(Dataset items)

********

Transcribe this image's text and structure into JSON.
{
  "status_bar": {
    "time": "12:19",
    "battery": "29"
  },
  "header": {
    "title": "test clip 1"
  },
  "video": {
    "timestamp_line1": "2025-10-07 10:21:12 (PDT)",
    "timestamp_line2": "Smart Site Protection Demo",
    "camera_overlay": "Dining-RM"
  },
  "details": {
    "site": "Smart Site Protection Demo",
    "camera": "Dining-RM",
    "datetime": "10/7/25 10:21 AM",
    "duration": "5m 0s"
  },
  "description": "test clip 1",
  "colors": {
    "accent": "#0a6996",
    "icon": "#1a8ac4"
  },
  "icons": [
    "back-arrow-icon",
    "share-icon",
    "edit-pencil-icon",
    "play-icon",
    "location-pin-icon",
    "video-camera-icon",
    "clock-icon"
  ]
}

********

The exercise: Extract all of the data above and output it character for character.

The completed task:
Transcribe this image's text and structure into JSON.
{
  "status_bar": {
    "time": "12:19",
    "battery": "29"
  },
  "header": {
    "title": "test clip 1"
  },
  "video": {
    "timestamp_line1": "2025-10-07 10:21:12 (PDT)",
    "timestamp_line2": "Smart Site Protection Demo",
    "camera_overlay": "Dining-RM"
  },
  "details": {
    "site": "Smart Site Protection Demo",
    "camera": "Dining-RM",
    "datetime": "10/7/25 10:21 AM",
    "duration": "5m 0s"
  },
  "description": "test clip 1",
  "colors": {
    "accent": "#0a6996",
    "icon": "#1a8ac4"
  },
  "icons": [
    "back-arrow-icon",
    "share-icon",
    "edit-pencil-icon",
    "play-icon",
    "location-pin-icon",
    "video-camera-icon",
    "clock-icon"
  ]
}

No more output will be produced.